● WHAT THIS TASK INVOLVES
Report each line of the data that has "name" somewhere in it.
◆ ◆ ◆ ◆ ◆ ◆ ◆
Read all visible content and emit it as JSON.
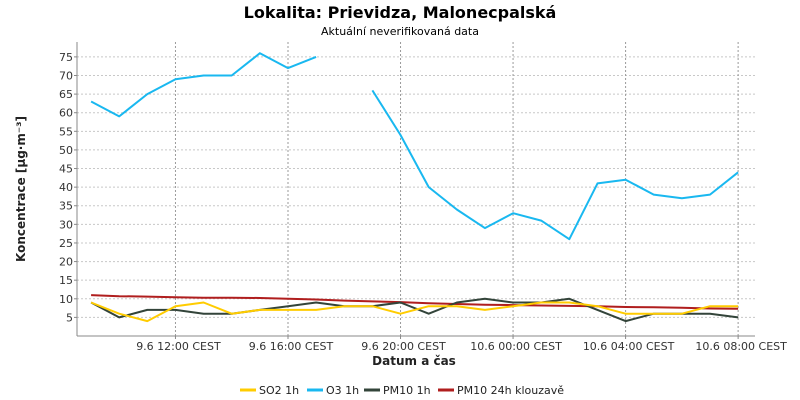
{
  "chart_data": {
    "type": "line",
    "title": "Lokalita: Prievidza, Malonecpalská",
    "subtitle": "Aktuální neverifikovaná data",
    "xlabel": "Datum a čas",
    "ylabel": "Koncentrace [µg·m⁻³]",
    "ylim": [
      0,
      79
    ],
    "yticks": [
      5,
      10,
      15,
      20,
      25,
      30,
      35,
      40,
      45,
      50,
      55,
      60,
      65,
      70,
      75
    ],
    "xlim": [
      8.5,
      32.6
    ],
    "x_ticks": [
      {
        "x": 12,
        "label": "9.6 12:00 CEST"
      },
      {
        "x": 16,
        "label": "9.6 16:00 CEST"
      },
      {
        "x": 20,
        "label": "9.6 20:00 CEST"
      },
      {
        "x": 24,
        "label": "10.6 00:00 CEST"
      },
      {
        "x": 28,
        "label": "10.6 04:00 CEST"
      },
      {
        "x": 32,
        "label": "10.6 08:00 CEST"
      }
    ],
    "grid": true,
    "legend_position": "bottom",
    "series": [
      {
        "name": "SO2 1h",
        "color": "#FFCC00",
        "values": [
          [
            9,
            9
          ],
          [
            10,
            6
          ],
          [
            11,
            4
          ],
          [
            12,
            8
          ],
          [
            13,
            9
          ],
          [
            14,
            6
          ],
          [
            15,
            7
          ],
          [
            16,
            7
          ],
          [
            17,
            7
          ],
          [
            18,
            8
          ],
          [
            19,
            8
          ],
          [
            20,
            6
          ],
          [
            21,
            8
          ],
          [
            22,
            8
          ],
          [
            23,
            7
          ],
          [
            24,
            8
          ],
          [
            25,
            9
          ],
          [
            26,
            9
          ],
          [
            27,
            8
          ],
          [
            28,
            6
          ],
          [
            29,
            6
          ],
          [
            30,
            6
          ],
          [
            31,
            8
          ],
          [
            32,
            8
          ]
        ]
      },
      {
        "name": "O3 1h",
        "color": "#19B8F0",
        "values": [
          [
            9,
            63
          ],
          [
            10,
            59
          ],
          [
            11,
            65
          ],
          [
            12,
            69
          ],
          [
            13,
            70
          ],
          [
            14,
            70
          ],
          [
            15,
            76
          ],
          [
            16,
            72
          ],
          [
            17,
            75
          ],
          null,
          [
            19,
            66
          ],
          [
            20,
            54
          ],
          [
            21,
            40
          ],
          [
            22,
            34
          ],
          [
            23,
            29
          ],
          [
            24,
            33
          ],
          [
            25,
            31
          ],
          [
            26,
            26
          ],
          [
            27,
            41
          ],
          [
            28,
            42
          ],
          [
            29,
            38
          ],
          [
            30,
            37
          ],
          [
            31,
            38
          ],
          [
            32,
            44
          ]
        ]
      },
      {
        "name": "PM10 1h",
        "color": "#33443A",
        "values": [
          [
            9,
            9
          ],
          [
            10,
            5
          ],
          [
            11,
            7
          ],
          [
            12,
            7
          ],
          [
            13,
            6
          ],
          [
            14,
            6
          ],
          [
            15,
            7
          ],
          [
            16,
            8
          ],
          [
            17,
            9
          ],
          [
            18,
            8
          ],
          [
            19,
            8
          ],
          [
            20,
            9
          ],
          [
            21,
            6
          ],
          [
            22,
            9
          ],
          [
            23,
            10
          ],
          [
            24,
            9
          ],
          [
            25,
            9
          ],
          [
            26,
            10
          ],
          [
            27,
            7
          ],
          [
            28,
            4
          ],
          [
            29,
            6
          ],
          [
            30,
            6
          ],
          [
            31,
            6
          ],
          [
            32,
            5
          ]
        ]
      },
      {
        "name": "PM10 24h klouzavě",
        "color": "#B01E1E",
        "values": [
          [
            9,
            11
          ],
          [
            10,
            10.7
          ],
          [
            11,
            10.6
          ],
          [
            12,
            10.4
          ],
          [
            13,
            10.3
          ],
          [
            14,
            10.3
          ],
          [
            15,
            10.2
          ],
          [
            16,
            10
          ],
          [
            17,
            9.8
          ],
          [
            18,
            9.5
          ],
          [
            19,
            9.3
          ],
          [
            20,
            9.1
          ],
          [
            21,
            8.8
          ],
          [
            22,
            8.6
          ],
          [
            23,
            8.4
          ],
          [
            24,
            8.3
          ],
          [
            25,
            8.2
          ],
          [
            26,
            8.1
          ],
          [
            27,
            8
          ],
          [
            28,
            7.8
          ],
          [
            29,
            7.7
          ],
          [
            30,
            7.6
          ],
          [
            31,
            7.4
          ],
          [
            32,
            7.3
          ]
        ]
      }
    ]
  }
}
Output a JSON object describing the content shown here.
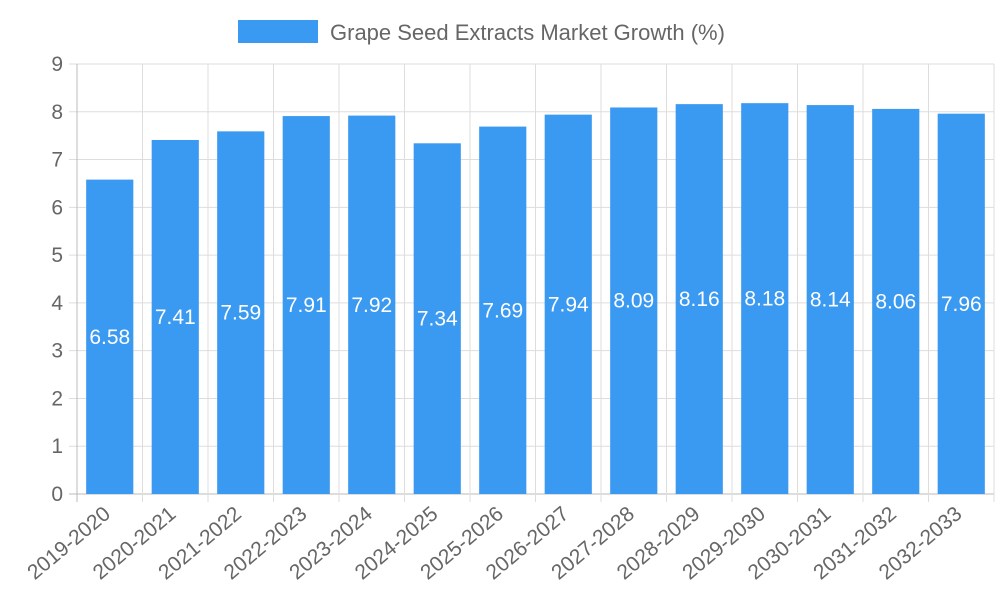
{
  "chart_data": {
    "type": "bar",
    "title": "",
    "xlabel": "",
    "ylabel": "",
    "legend_position": "top-center",
    "ylim": [
      0,
      9
    ],
    "yticks": [
      "0",
      "1",
      "2",
      "3",
      "4",
      "5",
      "6",
      "7",
      "8",
      "9"
    ],
    "categories": [
      "2019-2020",
      "2020-2021",
      "2021-2022",
      "2022-2023",
      "2023-2024",
      "2024-2025",
      "2025-2026",
      "2026-2027",
      "2027-2028",
      "2028-2029",
      "2029-2030",
      "2030-2031",
      "2031-2032",
      "2032-2033"
    ],
    "series": [
      {
        "name": "Grape Seed Extracts Market Growth (%)",
        "color": "#3a99f0",
        "values": [
          6.58,
          7.41,
          7.59,
          7.91,
          7.92,
          7.34,
          7.69,
          7.94,
          8.09,
          8.16,
          8.18,
          8.14,
          8.06,
          7.96
        ],
        "value_labels": [
          "6.58",
          "7.41",
          "7.59",
          "7.91",
          "7.92",
          "7.34",
          "7.69",
          "7.94",
          "8.09",
          "8.16",
          "8.18",
          "8.14",
          "8.06",
          "7.96"
        ]
      }
    ],
    "grid": true,
    "gridColor": "#dddddd",
    "axisColor": "#bbbbbb"
  }
}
◆ ◆ ◆ ◆ ◆ ◆ ◆
● CORRECT RESPONSE
        "name": "SO2 1h",
        "name": "O3 1h",
        "name": "PM10 1h",
        "name": "PM10 24h klouzavě",
        "name": "Grape Seed Extracts Market Growth (%)",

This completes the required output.